Written problem: Drop the images; return everything else in the listing below exactly.

--------------------------------

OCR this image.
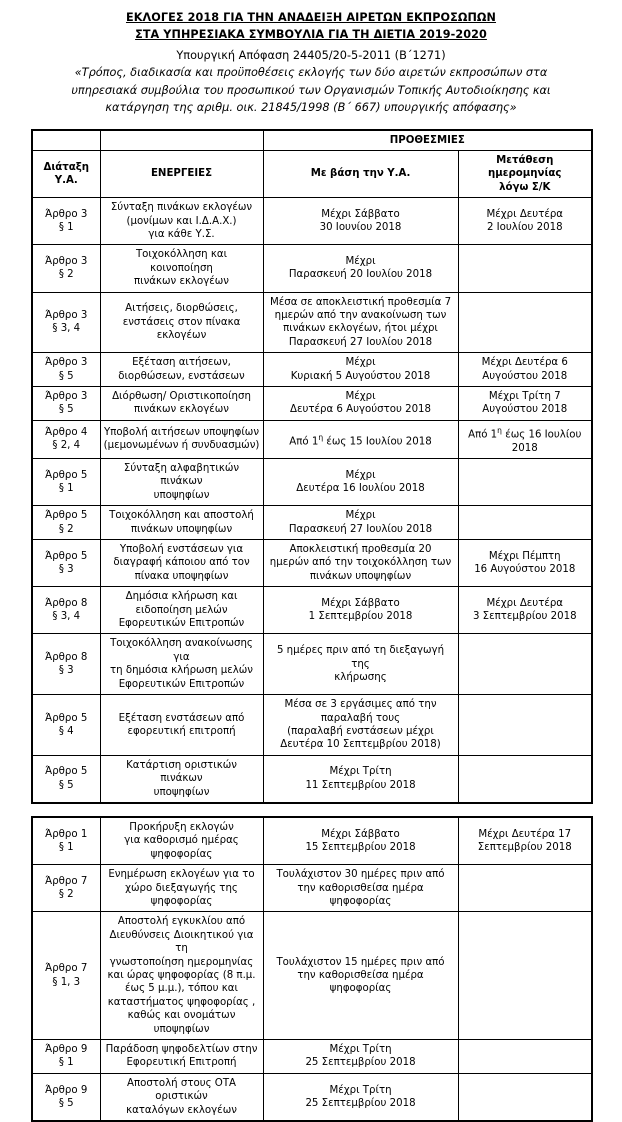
ΕΚΛΟΓΕΣ 2018 ΓΙΑ ΤΗΝ ΑΝΑΔΕΙΞΗ ΑΙΡΕΤΩΝ ΕΚΠΡΟΣΩΠΩΝ
ΣΤΑ ΥΠΗΡΕΣΙΑΚΑ ΣΥΜΒΟΥΛΙΑ ΓΙΑ ΤΗ ΔΙΕΤΙΑ 2019-2020
Υπουργική Απόφαση 24405/20-5-2011 (Β΄1271)
«Τρόπος, διαδικασία και προϋποθέσεις εκλογής των δύο αιρετών εκπροσώπων στα
υπηρεσιακά συμβούλια του προσωπικού των Οργανισμών Τοπικής Αυτοδιοίκησης και
κατάργηση της αριθμ. οικ. 21845/1998 (Β΄ 667) υπουργικής απόφασης»
		ΠΡΟΘΕΣΜΙΕΣ	
Διάταξη
Υ.Α.	ΕΝΕΡΓΕΙΕΣ	Με βάση την Υ.Α.	Μετάθεση
ημερομηνίας
λόγω Σ/Κ
Άρθρο 3
§ 1	Σύνταξη πινάκων εκλογέων
(μονίμων και Ι.Δ.Α.Χ.)
για κάθε Υ.Σ.	Μέχρι Σάββατο
30 Ιουνίου 2018	Μέχρι Δευτέρα
2 Ιουλίου 2018
Άρθρο 3
§ 2	Τοιχοκόλληση και κοινοποίηση
πινάκων εκλογέων	Μέχρι
Παρασκευή 20 Ιουλίου 2018	
Άρθρο 3
§ 3, 4	Αιτήσεις, διορθώσεις,
ενστάσεις στον πίνακα
εκλογέων	Μέσα σε αποκλειστική προθεσμία 7
ημερών από την ανακοίνωση των
πινάκων εκλογέων, ήτοι μέχρι
Παρασκευή 27 Ιουλίου 2018	
Άρθρο 3
§ 5	Εξέταση αιτήσεων,
διορθώσεων, ενστάσεων	Μέχρι
Κυριακή 5 Αυγούστου 2018	Μέχρι Δευτέρα 6
Αυγούστου 2018
Άρθρο 3
§ 5	Διόρθωση/ Οριστικοποίηση
πινάκων εκλογέων	Μέχρι
Δευτέρα 6 Αυγούστου 2018	Μέχρι Τρίτη 7
Αυγούστου 2018
Άρθρο 4
§ 2, 4	Υποβολή αιτήσεων υποψηφίων
(μεμονωμένων ή συνδυασμών)	Από $1^\eta$ έως 15 Ιουλίου 2018	Από $1^\eta$ έως 16 Ιουλίου
2018
Άρθρο 5
§ 1	Σύνταξη αλφαβητικών πινάκων
υποψηφίων	Μέχρι
Δευτέρα 16 Ιουλίου 2018	
Άρθρο 5
§ 2	Τοιχοκόλληση και αποστολή
πινάκων υποψηφίων	Μέχρι
Παρασκευή 27 Ιουλίου 2018	
Άρθρο 5
§ 3	Υποβολή ενστάσεων για
διαγραφή κάποιου από τον
πίνακα υποψηφίων	Αποκλειστική προθεσμία 20
ημερών από την τοιχοκόλληση των
πινάκων υποψηφίων	Μέχρι Πέμπτη
16 Αυγούστου 2018
Άρθρο 8
§ 3, 4	Δημόσια κλήρωση και
ειδοποίηση μελών
Εφορευτικών Επιτροπών	Μέχρι Σάββατο
1 Σεπτεμβρίου 2018	Μέχρι Δευτέρα
3 Σεπτεμβρίου 2018
Άρθρο 8
§ 3	Τοιχοκόλληση ανακοίνωσης για
τη δημόσια κλήρωση μελών
Εφορευτικών Επιτροπών	5 ημέρες πριν από τη διεξαγωγή της
κλήρωσης	
Άρθρο 5
§ 4	Εξέταση ενστάσεων από
εφορευτική επιτροπή	Μέσα σε 3 εργάσιμες από την
παραλαβή τους
(παραλαβή ενστάσεων μέχρι
Δευτέρα 10 Σεπτεμβρίου 2018)	
Άρθρο 5
§ 5	Κατάρτιση οριστικών πινάκων
υποψηφίων	Μέχρι Τρίτη
11 Σεπτεμβρίου 2018	
Άρθρο 1
§ 1	Προκήρυξη εκλογών
για καθορισμό ημέρας
ψηφοφορίας	Μέχρι Σάββατο
15 Σεπτεμβρίου 2018	Μέχρι Δευτέρα 17
Σεπτεμβρίου 2018
Άρθρο 7
§ 2	Ενημέρωση εκλογέων για το
χώρο διεξαγωγής της
ψηφοφορίας	Τουλάχιστον 30 ημέρες πριν από
την καθορισθείσα ημέρα
ψηφοφορίας	
Άρθρο 7
§ 1, 3	Αποστολή εγκυκλίου από
Διευθύνσεις Διοικητικού για τη
γνωστοποίηση ημερομηνίας
και ώρας ψηφοφορίας (8 π.μ.
έως 5 μ.μ.), τόπου και
καταστήματος ψηφοφορίας ,
καθώς και ονομάτων
υποψηφίων	Τουλάχιστον 15 ημέρες πριν από
την καθορισθείσα ημέρα
ψηφοφορίας	
Άρθρο 9
§ 1	Παράδοση ψηφοδελτίων στην
Εφορευτική Επιτροπή	Μέχρι Τρίτη
25 Σεπτεμβρίου 2018	
Άρθρο 9
§ 5	Αποστολή στους ΟΤΑ οριστικών
καταλόγων εκλογέων	Μέχρι Τρίτη
25 Σεπτεμβρίου 2018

--------------------------------

Task response:
OCR this image.
ΕΚΛΟΓΕΣ 2018 ΓΙΑ ΤΗΝ ΑΝΑΔΕΙΞΗ ΑΙΡΕΤΩΝ ΕΚΠΡΟΣΩΠΩΝ
ΣΤΑ ΥΠΗΡΕΣΙΑΚΑ ΣΥΜΒΟΥΛΙΑ ΓΙΑ ΤΗ ΔΙΕΤΙΑ 2019-2020
Υπουργική Απόφαση 24405/20-5-2011 (Β΄1271)
«Τρόπος, διαδικασία και προϋποθέσεις εκλογής των δύο αιρετών εκπροσώπων στα
υπηρεσιακά συμβούλια του προσωπικού των Οργανισμών Τοπικής Αυτοδιοίκησης και
κατάργηση της αριθμ. οικ. 21845/1998 (Β΄ 667) υπουργικής απόφασης»
		ΠΡΟΘΕΣΜΙΕΣ	
Διάταξη
Υ.Α.	ΕΝΕΡΓΕΙΕΣ	Με βάση την Υ.Α.	Μετάθεση
ημερομηνίας
λόγω Σ/Κ
Άρθρο 3
§ 1	Σύνταξη πινάκων εκλογέων
(μονίμων και Ι.Δ.Α.Χ.)
για κάθε Υ.Σ.	Μέχρι Σάββατο
30 Ιουνίου 2018	Μέχρι Δευτέρα
2 Ιουλίου 2018
Άρθρο 3
§ 2	Τοιχοκόλληση και κοινοποίηση
πινάκων εκλογέων	Μέχρι
Παρασκευή 20 Ιουλίου 2018	
Άρθρο 3
§ 3, 4	Αιτήσεις, διορθώσεις,
ενστάσεις στον πίνακα
εκλογέων	Μέσα σε αποκλειστική προθεσμία 7
ημερών από την ανακοίνωση των
πινάκων εκλογέων, ήτοι μέχρι
Παρασκευή 27 Ιουλίου 2018	
Άρθρο 3
§ 5	Εξέταση αιτήσεων,
διορθώσεων, ενστάσεων	Μέχρι
Κυριακή 5 Αυγούστου 2018	Μέχρι Δευτέρα 6
Αυγούστου 2018
Άρθρο 3
§ 5	Διόρθωση/ Οριστικοποίηση
πινάκων εκλογέων	Μέχρι
Δευτέρα 6 Αυγούστου 2018	Μέχρι Τρίτη 7
Αυγούστου 2018
Άρθρο 4
§ 2, 4	Υποβολή αιτήσεων υποψηφίων
(μεμονωμένων ή συνδυασμών)	Από $1^\eta$ έως 15 Ιουλίου 2018	Από $1^\eta$ έως 16 Ιουλίου
2018
Άρθρο 5
§ 1	Σύνταξη αλφαβητικών πινάκων
υποψηφίων	Μέχρι
Δευτέρα 16 Ιουλίου 2018	
Άρθρο 5
§ 2	Τοιχοκόλληση και αποστολή
πινάκων υποψηφίων	Μέχρι
Παρασκευή 27 Ιουλίου 2018	
Άρθρο 5
§ 3	Υποβολή ενστάσεων για
διαγραφή κάποιου από τον
πίνακα υποψηφίων	Αποκλειστική προθεσμία 20
ημερών από την τοιχοκόλληση των
πινάκων υποψηφίων	Μέχρι Πέμπτη
16 Αυγούστου 2018
Άρθρο 8
§ 3, 4	Δημόσια κλήρωση και
ειδοποίηση μελών
Εφορευτικών Επιτροπών	Μέχρι Σάββατο
1 Σεπτεμβρίου 2018	Μέχρι Δευτέρα
3 Σεπτεμβρίου 2018
Άρθρο 8
§ 3	Τοιχοκόλληση ανακοίνωσης για
τη δημόσια κλήρωση μελών
Εφορευτικών Επιτροπών	5 ημέρες πριν από τη διεξαγωγή της
κλήρωσης	
Άρθρο 5
§ 4	Εξέταση ενστάσεων από
εφορευτική επιτροπή	Μέσα σε 3 εργάσιμες από την
παραλαβή τους
(παραλαβή ενστάσεων μέχρι
Δευτέρα 10 Σεπτεμβρίου 2018)	
Άρθρο 5
§ 5	Κατάρτιση οριστικών πινάκων
υποψηφίων	Μέχρι Τρίτη
11 Σεπτεμβρίου 2018	
Άρθρο 1
§ 1	Προκήρυξη εκλογών
για καθορισμό ημέρας
ψηφοφορίας	Μέχρι Σάββατο
15 Σεπτεμβρίου 2018	Μέχρι Δευτέρα 17
Σεπτεμβρίου 2018
Άρθρο 7
§ 2	Ενημέρωση εκλογέων για το
χώρο διεξαγωγής της
ψηφοφορίας	Τουλάχιστον 30 ημέρες πριν από
την καθορισθείσα ημέρα
ψηφοφορίας	
Άρθρο 7
§ 1, 3	Αποστολή εγκυκλίου από
Διευθύνσεις Διοικητικού για τη
γνωστοποίηση ημερομηνίας
και ώρας ψηφοφορίας (8 π.μ.
έως 5 μ.μ.), τόπου και
καταστήματος ψηφοφορίας ,
καθώς και ονομάτων
υποψηφίων	Τουλάχιστον 15 ημέρες πριν από
την καθορισθείσα ημέρα
ψηφοφορίας	
Άρθρο 9
§ 1	Παράδοση ψηφοδελτίων στην
Εφορευτική Επιτροπή	Μέχρι Τρίτη
25 Σεπτεμβρίου 2018	
Άρθρο 9
§ 5	Αποστολή στους ΟΤΑ οριστικών
καταλόγων εκλογέων	Μέχρι Τρίτη
25 Σεπτεμβρίου 2018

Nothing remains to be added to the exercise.